--- begin Input for this task ---
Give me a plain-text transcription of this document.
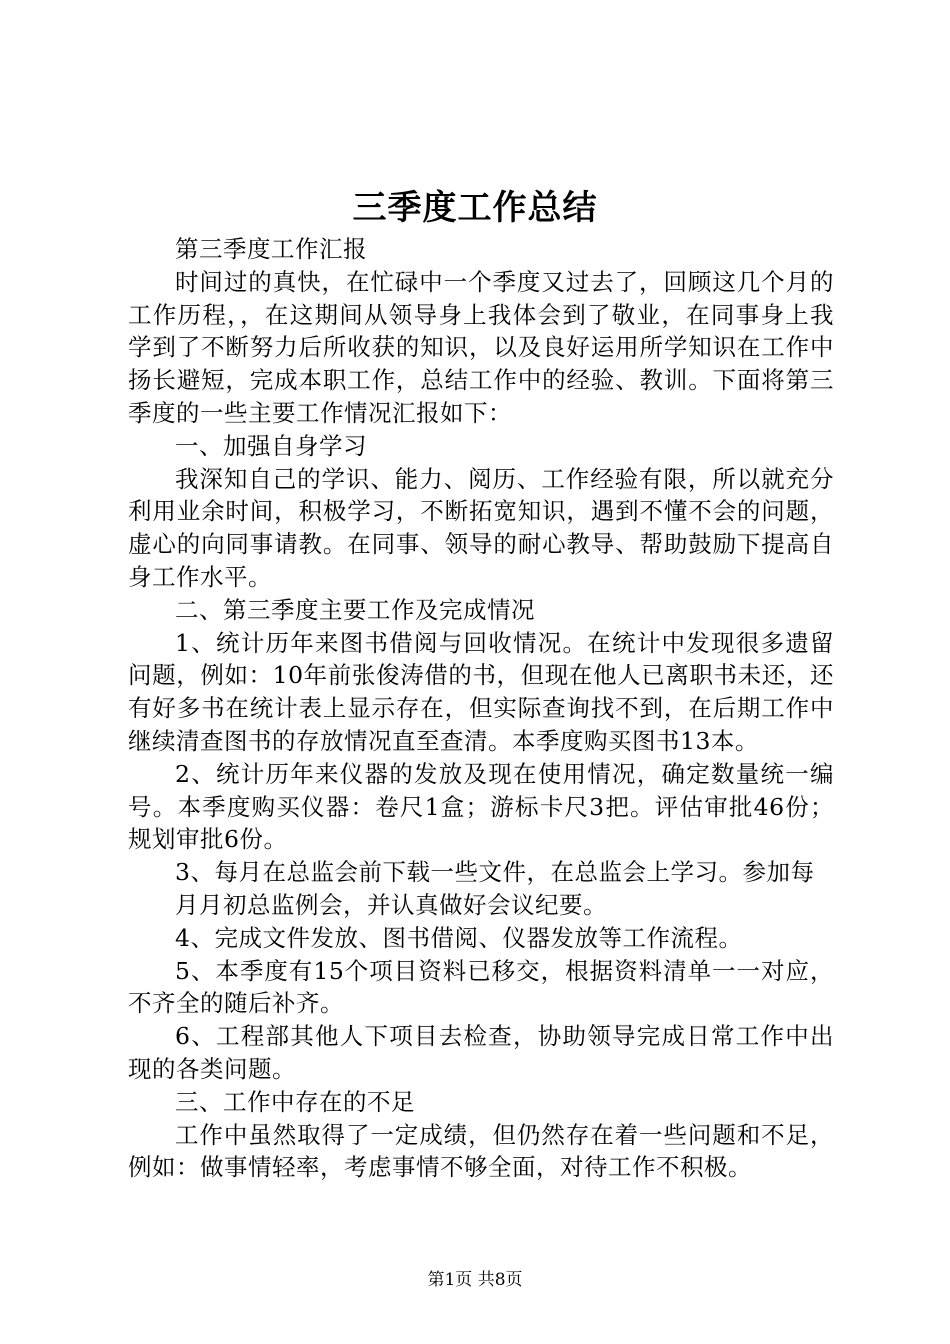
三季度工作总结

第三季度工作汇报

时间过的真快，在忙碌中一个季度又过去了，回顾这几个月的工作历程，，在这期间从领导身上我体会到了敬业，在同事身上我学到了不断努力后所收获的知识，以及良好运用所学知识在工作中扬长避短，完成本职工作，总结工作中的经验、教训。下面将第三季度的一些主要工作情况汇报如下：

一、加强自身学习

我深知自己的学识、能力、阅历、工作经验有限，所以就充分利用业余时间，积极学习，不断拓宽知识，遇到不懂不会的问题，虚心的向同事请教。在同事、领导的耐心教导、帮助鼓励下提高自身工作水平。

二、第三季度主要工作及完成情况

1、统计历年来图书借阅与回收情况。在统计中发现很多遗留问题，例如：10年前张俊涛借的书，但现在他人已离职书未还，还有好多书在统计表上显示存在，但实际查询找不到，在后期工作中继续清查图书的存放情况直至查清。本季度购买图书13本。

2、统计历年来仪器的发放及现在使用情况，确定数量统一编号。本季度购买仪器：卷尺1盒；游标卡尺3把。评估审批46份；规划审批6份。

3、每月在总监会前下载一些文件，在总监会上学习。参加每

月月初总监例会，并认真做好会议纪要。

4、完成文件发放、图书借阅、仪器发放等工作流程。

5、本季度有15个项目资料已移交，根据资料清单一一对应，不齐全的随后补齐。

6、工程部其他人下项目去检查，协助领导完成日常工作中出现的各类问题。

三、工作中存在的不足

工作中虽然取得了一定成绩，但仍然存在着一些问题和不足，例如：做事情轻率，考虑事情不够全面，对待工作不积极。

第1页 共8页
--- end Input for this task ---
--- begin Input for this task ---
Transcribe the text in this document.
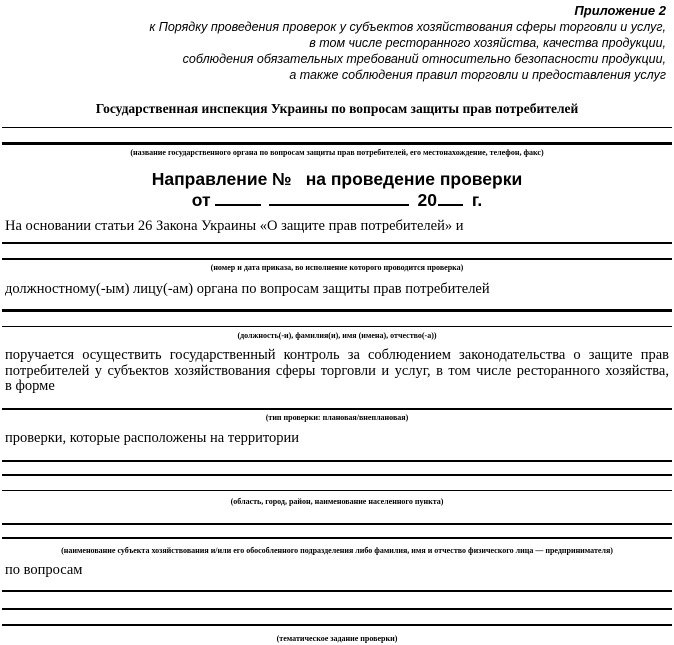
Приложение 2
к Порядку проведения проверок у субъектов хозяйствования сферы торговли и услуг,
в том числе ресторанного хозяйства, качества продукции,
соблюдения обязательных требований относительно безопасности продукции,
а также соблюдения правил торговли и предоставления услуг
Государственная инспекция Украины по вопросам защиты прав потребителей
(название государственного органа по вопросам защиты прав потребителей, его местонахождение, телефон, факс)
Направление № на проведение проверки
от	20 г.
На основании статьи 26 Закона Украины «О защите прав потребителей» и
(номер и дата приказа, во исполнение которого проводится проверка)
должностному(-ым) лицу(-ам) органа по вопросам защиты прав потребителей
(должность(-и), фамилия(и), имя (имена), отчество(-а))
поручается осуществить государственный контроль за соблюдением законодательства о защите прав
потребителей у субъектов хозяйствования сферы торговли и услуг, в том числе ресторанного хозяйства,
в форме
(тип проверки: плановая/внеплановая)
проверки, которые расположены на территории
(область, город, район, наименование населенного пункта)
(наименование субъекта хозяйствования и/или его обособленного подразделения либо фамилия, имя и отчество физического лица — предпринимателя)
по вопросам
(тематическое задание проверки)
--- end Input for this task ---
### Task directions
Which lines contain the word "услуг"? Copy each of them.

### Reply
к Порядку проведения проверок у субъектов хозяйствования сферы торговли и услуг,
а также соблюдения правил торговли и предоставления услуг
потребителей у субъектов хозяйствования сферы торговли и услуг, в том числе ресторанного хозяйства,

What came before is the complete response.